Copy out the complete listing, word for word.

* BEGIN *

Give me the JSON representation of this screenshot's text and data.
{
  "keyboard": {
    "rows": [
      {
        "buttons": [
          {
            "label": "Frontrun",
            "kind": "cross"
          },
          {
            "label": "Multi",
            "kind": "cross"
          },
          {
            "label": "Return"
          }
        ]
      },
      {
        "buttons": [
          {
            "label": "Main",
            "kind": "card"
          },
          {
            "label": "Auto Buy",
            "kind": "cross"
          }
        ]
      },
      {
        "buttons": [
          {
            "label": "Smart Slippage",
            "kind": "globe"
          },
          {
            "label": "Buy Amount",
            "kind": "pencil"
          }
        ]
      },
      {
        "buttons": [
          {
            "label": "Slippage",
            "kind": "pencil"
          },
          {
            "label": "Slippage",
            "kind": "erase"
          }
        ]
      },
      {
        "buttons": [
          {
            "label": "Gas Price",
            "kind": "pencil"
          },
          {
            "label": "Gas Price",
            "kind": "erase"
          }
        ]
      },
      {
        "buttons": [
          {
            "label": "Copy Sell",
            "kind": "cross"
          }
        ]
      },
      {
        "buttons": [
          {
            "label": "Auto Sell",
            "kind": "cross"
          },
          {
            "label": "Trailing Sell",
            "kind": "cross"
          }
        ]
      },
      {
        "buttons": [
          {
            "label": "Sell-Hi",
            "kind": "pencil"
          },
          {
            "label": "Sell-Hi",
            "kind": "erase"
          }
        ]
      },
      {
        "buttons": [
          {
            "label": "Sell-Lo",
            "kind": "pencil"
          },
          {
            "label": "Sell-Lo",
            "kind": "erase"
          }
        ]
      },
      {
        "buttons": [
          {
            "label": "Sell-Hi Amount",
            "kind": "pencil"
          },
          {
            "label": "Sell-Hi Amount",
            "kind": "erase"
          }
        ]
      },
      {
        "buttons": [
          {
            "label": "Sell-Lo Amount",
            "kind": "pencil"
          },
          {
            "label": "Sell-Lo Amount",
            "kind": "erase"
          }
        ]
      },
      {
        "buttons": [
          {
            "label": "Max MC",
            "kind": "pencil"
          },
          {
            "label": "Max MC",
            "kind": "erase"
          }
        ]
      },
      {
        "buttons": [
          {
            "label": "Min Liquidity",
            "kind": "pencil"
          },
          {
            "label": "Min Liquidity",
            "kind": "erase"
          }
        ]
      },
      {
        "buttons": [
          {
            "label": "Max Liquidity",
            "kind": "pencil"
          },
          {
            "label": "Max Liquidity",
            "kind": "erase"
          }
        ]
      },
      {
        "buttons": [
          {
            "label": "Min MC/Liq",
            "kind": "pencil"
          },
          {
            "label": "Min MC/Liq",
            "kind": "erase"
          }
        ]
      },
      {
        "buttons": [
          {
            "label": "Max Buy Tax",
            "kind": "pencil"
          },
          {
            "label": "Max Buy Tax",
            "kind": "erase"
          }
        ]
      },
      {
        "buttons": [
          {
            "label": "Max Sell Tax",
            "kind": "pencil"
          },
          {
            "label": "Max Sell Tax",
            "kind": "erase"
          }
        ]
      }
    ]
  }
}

* END *

• _Full output_:
Give me the JSON representation of this screenshot's text and data.
{
  "keyboard": {
    "rows": [
      {
        "buttons": [
          {
            "label": "Frontrun",
            "kind": "cross"
          },
          {
            "label": "Multi",
            "kind": "cross"
          },
          {
            "label": "Return"
          }
        ]
      },
      {
        "buttons": [
          {
            "label": "Main",
            "kind": "card"
          },
          {
            "label": "Auto Buy",
            "kind": "cross"
          }
        ]
      },
      {
        "buttons": [
          {
            "label": "Smart Slippage",
            "kind": "globe"
          },
          {
            "label": "Buy Amount",
            "kind": "pencil"
          }
        ]
      },
      {
        "buttons": [
          {
            "label": "Slippage",
            "kind": "pencil"
          },
          {
            "label": "Slippage",
            "kind": "erase"
          }
        ]
      },
      {
        "buttons": [
          {
            "label": "Gas Price",
            "kind": "pencil"
          },
          {
            "label": "Gas Price",
            "kind": "erase"
          }
        ]
      },
      {
        "buttons": [
          {
            "label": "Copy Sell",
            "kind": "cross"
          }
        ]
      },
      {
        "buttons": [
          {
            "label": "Auto Sell",
            "kind": "cross"
          },
          {
            "label": "Trailing Sell",
            "kind": "cross"
          }
        ]
      },
      {
        "buttons": [
          {
            "label": "Sell-Hi",
            "kind": "pencil"
          },
          {
            "label": "Sell-Hi",
            "kind": "erase"
          }
        ]
      },
      {
        "buttons": [
          {
            "label": "Sell-Lo",
            "kind": "pencil"
          },
          {
            "label": "Sell-Lo",
            "kind": "erase"
          }
        ]
      },
      {
        "buttons": [
          {
            "label": "Sell-Hi Amount",
            "kind": "pencil"
          },
          {
            "label": "Sell-Hi Amount",
            "kind": "erase"
          }
        ]
      },
      {
        "buttons": [
          {
            "label": "Sell-Lo Amount",
            "kind": "pencil"
          },
          {
            "label": "Sell-Lo Amount",
            "kind": "erase"
          }
        ]
      },
      {
        "buttons": [
          {
            "label": "Max MC",
            "kind": "pencil"
          },
          {
            "label": "Max MC",
            "kind": "erase"
          }
        ]
      },
      {
        "buttons": [
          {
            "label": "Min Liquidity",
            "kind": "pencil"
          },
          {
            "label": "Min Liquidity",
            "kind": "erase"
          }
        ]
      },
      {
        "buttons": [
          {
            "label": "Max Liquidity",
            "kind": "pencil"
          },
          {
            "label": "Max Liquidity",
            "kind": "erase"
          }
        ]
      },
      {
        "buttons": [
          {
            "label": "Min MC/Liq",
            "kind": "pencil"
          },
          {
            "label": "Min MC/Liq",
            "kind": "erase"
          }
        ]
      },
      {
        "buttons": [
          {
            "label": "Max Buy Tax",
            "kind": "pencil"
          },
          {
            "label": "Max Buy Tax",
            "kind": "erase"
          }
        ]
      },
      {
        "buttons": [
          {
            "label": "Max Sell Tax",
            "kind": "pencil"
          },
          {
            "label": "Max Sell Tax",
            "kind": "erase"
          }
        ]
      }
    ]
  }
}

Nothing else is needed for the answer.